DIRECTIONS FOR THIS TASK =>
Print out every record exactly as it appears.

---------------

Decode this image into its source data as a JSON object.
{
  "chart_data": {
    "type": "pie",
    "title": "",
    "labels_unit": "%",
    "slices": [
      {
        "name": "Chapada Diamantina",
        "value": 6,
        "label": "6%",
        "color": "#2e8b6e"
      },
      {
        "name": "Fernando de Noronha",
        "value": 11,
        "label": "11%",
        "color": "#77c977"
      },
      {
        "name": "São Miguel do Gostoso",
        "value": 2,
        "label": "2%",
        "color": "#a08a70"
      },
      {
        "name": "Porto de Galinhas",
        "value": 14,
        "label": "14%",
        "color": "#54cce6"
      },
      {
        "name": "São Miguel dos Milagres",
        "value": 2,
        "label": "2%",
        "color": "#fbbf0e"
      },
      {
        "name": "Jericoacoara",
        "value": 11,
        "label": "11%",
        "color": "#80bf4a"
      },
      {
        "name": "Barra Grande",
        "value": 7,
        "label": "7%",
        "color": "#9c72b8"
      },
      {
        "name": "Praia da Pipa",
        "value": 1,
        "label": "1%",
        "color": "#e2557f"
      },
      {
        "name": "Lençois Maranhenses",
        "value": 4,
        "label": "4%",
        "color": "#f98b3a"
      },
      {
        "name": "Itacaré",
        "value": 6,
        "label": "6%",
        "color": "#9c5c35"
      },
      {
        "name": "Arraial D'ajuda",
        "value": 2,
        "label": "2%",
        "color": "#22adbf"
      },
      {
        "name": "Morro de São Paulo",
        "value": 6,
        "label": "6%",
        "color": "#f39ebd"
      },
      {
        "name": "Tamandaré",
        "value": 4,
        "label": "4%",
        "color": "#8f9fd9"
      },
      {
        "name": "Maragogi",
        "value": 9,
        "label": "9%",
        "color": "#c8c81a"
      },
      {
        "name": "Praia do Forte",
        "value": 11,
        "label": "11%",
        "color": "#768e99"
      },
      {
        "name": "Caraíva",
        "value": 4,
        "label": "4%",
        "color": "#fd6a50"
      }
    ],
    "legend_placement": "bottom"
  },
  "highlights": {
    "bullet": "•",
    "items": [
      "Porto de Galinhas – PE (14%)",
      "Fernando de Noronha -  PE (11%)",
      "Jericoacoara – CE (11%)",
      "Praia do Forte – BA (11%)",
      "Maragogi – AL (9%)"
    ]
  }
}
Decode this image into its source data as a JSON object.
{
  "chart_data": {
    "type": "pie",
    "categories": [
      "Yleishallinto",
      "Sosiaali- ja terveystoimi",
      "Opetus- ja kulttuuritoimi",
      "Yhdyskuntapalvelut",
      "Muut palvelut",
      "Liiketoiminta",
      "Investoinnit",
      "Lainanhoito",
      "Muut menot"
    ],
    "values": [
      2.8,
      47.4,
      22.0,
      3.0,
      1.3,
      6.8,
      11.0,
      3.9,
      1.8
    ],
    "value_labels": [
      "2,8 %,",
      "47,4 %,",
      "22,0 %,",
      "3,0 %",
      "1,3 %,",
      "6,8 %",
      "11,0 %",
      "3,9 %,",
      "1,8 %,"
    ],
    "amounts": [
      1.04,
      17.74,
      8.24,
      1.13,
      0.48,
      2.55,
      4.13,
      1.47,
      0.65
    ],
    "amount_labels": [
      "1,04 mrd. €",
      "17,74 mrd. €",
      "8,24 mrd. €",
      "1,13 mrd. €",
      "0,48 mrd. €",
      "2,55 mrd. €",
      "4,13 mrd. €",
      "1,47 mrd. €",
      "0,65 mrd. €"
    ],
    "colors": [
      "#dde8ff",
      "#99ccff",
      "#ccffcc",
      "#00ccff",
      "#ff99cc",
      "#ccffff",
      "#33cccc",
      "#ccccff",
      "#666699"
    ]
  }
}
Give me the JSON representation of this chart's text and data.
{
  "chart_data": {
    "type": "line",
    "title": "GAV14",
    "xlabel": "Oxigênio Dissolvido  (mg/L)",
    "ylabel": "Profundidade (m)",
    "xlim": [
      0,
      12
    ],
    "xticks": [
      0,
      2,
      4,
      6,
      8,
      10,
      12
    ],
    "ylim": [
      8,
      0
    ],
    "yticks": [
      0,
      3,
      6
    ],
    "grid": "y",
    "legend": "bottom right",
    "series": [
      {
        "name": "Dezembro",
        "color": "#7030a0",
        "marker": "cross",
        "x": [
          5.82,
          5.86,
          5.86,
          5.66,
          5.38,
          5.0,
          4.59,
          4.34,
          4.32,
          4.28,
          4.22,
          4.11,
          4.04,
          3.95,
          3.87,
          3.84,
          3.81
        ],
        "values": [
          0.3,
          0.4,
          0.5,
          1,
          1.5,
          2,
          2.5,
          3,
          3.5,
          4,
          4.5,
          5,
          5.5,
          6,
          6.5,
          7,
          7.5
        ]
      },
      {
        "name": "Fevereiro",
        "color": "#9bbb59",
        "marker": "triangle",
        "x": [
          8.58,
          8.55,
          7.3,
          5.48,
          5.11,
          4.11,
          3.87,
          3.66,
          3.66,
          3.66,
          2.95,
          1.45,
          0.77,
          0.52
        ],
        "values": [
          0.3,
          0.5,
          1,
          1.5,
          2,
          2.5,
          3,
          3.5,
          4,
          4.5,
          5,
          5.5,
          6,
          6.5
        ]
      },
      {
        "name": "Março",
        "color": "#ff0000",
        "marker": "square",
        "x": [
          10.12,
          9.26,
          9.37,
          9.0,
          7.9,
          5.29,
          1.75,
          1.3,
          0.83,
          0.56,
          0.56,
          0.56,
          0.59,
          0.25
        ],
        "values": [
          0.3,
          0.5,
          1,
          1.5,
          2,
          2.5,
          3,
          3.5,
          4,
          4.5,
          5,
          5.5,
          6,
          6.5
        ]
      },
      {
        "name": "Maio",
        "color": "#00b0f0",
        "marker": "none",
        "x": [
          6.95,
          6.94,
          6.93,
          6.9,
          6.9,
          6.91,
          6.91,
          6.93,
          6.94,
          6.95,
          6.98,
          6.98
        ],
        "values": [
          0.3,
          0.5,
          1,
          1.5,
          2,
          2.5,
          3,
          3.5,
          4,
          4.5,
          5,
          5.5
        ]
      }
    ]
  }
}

---------------

FINISHED EXERCISE =>
Decode this image into its source data as a JSON object.
{
  "chart_data": {
    "type": "pie",
    "title": "",
    "labels_unit": "%",
    "slices": [
      {
        "name": "Chapada Diamantina",
        "value": 6,
        "label": "6%",
        "color": "#2e8b6e"
      },
      {
        "name": "Fernando de Noronha",
        "value": 11,
        "label": "11%",
        "color": "#77c977"
      },
      {
        "name": "São Miguel do Gostoso",
        "value": 2,
        "label": "2%",
        "color": "#a08a70"
      },
      {
        "name": "Porto de Galinhas",
        "value": 14,
        "label": "14%",
        "color": "#54cce6"
      },
      {
        "name": "São Miguel dos Milagres",
        "value": 2,
        "label": "2%",
        "color": "#fbbf0e"
      },
      {
        "name": "Jericoacoara",
        "value": 11,
        "label": "11%",
        "color": "#80bf4a"
      },
      {
        "name": "Barra Grande",
        "value": 7,
        "label": "7%",
        "color": "#9c72b8"
      },
      {
        "name": "Praia da Pipa",
        "value": 1,
        "label": "1%",
        "color": "#e2557f"
      },
      {
        "name": "Lençois Maranhenses",
        "value": 4,
        "label": "4%",
        "color": "#f98b3a"
      },
      {
        "name": "Itacaré",
        "value": 6,
        "label": "6%",
        "color": "#9c5c35"
      },
      {
        "name": "Arraial D'ajuda",
        "value": 2,
        "label": "2%",
        "color": "#22adbf"
      },
      {
        "name": "Morro de São Paulo",
        "value": 6,
        "label": "6%",
        "color": "#f39ebd"
      },
      {
        "name": "Tamandaré",
        "value": 4,
        "label": "4%",
        "color": "#8f9fd9"
      },
      {
        "name": "Maragogi",
        "value": 9,
        "label": "9%",
        "color": "#c8c81a"
      },
      {
        "name": "Praia do Forte",
        "value": 11,
        "label": "11%",
        "color": "#768e99"
      },
      {
        "name": "Caraíva",
        "value": 4,
        "label": "4%",
        "color": "#fd6a50"
      }
    ],
    "legend_placement": "bottom"
  },
  "highlights": {
    "bullet": "•",
    "items": [
      "Porto de Galinhas – PE (14%)",
      "Fernando de Noronha -  PE (11%)",
      "Jericoacoara – CE (11%)",
      "Praia do Forte – BA (11%)",
      "Maragogi – AL (9%)"
    ]
  }
}
Decode this image into its source data as a JSON object.
{
  "chart_data": {
    "type": "pie",
    "categories": [
      "Yleishallinto",
      "Sosiaali- ja terveystoimi",
      "Opetus- ja kulttuuritoimi",
      "Yhdyskuntapalvelut",
      "Muut palvelut",
      "Liiketoiminta",
      "Investoinnit",
      "Lainanhoito",
      "Muut menot"
    ],
    "values": [
      2.8,
      47.4,
      22.0,
      3.0,
      1.3,
      6.8,
      11.0,
      3.9,
      1.8
    ],
    "value_labels": [
      "2,8 %,",
      "47,4 %,",
      "22,0 %,",
      "3,0 %",
      "1,3 %,",
      "6,8 %",
      "11,0 %",
      "3,9 %,",
      "1,8 %,"
    ],
    "amounts": [
      1.04,
      17.74,
      8.24,
      1.13,
      0.48,
      2.55,
      4.13,
      1.47,
      0.65
    ],
    "amount_labels": [
      "1,04 mrd. €",
      "17,74 mrd. €",
      "8,24 mrd. €",
      "1,13 mrd. €",
      "0,48 mrd. €",
      "2,55 mrd. €",
      "4,13 mrd. €",
      "1,47 mrd. €",
      "0,65 mrd. €"
    ],
    "colors": [
      "#dde8ff",
      "#99ccff",
      "#ccffcc",
      "#00ccff",
      "#ff99cc",
      "#ccffff",
      "#33cccc",
      "#ccccff",
      "#666699"
    ]
  }
}
Give me the JSON representation of this chart's text and data.
{
  "chart_data": {
    "type": "line",
    "title": "GAV14",
    "xlabel": "Oxigênio Dissolvido  (mg/L)",
    "ylabel": "Profundidade (m)",
    "xlim": [
      0,
      12
    ],
    "xticks": [
      0,
      2,
      4,
      6,
      8,
      10,
      12
    ],
    "ylim": [
      8,
      0
    ],
    "yticks": [
      0,
      3,
      6
    ],
    "grid": "y",
    "legend": "bottom right",
    "series": [
      {
        "name": "Dezembro",
        "color": "#7030a0",
        "marker": "cross",
        "x": [
          5.82,
          5.86,
          5.86,
          5.66,
          5.38,
          5.0,
          4.59,
          4.34,
          4.32,
          4.28,
          4.22,
          4.11,
          4.04,
          3.95,
          3.87,
          3.84,
          3.81
        ],
        "values": [
          0.3,
          0.4,
          0.5,
          1,
          1.5,
          2,
          2.5,
          3,
          3.5,
          4,
          4.5,
          5,
          5.5,
          6,
          6.5,
          7,
          7.5
        ]
      },
      {
        "name": "Fevereiro",
        "color": "#9bbb59",
        "marker": "triangle",
        "x": [
          8.58,
          8.55,
          7.3,
          5.48,
          5.11,
          4.11,
          3.87,
          3.66,
          3.66,
          3.66,
          2.95,
          1.45,
          0.77,
          0.52
        ],
        "values": [
          0.3,
          0.5,
          1,
          1.5,
          2,
          2.5,
          3,
          3.5,
          4,
          4.5,
          5,
          5.5,
          6,
          6.5
        ]
      },
      {
        "name": "Março",
        "color": "#ff0000",
        "marker": "square",
        "x": [
          10.12,
          9.26,
          9.37,
          9.0,
          7.9,
          5.29,
          1.75,
          1.3,
          0.83,
          0.56,
          0.56,
          0.56,
          0.59,
          0.25
        ],
        "values": [
          0.3,
          0.5,
          1,
          1.5,
          2,
          2.5,
          3,
          3.5,
          4,
          4.5,
          5,
          5.5,
          6,
          6.5
        ]
      },
      {
        "name": "Maio",
        "color": "#00b0f0",
        "marker": "none",
        "x": [
          6.95,
          6.94,
          6.93,
          6.9,
          6.9,
          6.91,
          6.91,
          6.93,
          6.94,
          6.95,
          6.98,
          6.98
        ],
        "values": [
          0.3,
          0.5,
          1,
          1.5,
          2,
          2.5,
          3,
          3.5,
          4,
          4.5,
          5,
          5.5
        ]
      }
    ]
  }
}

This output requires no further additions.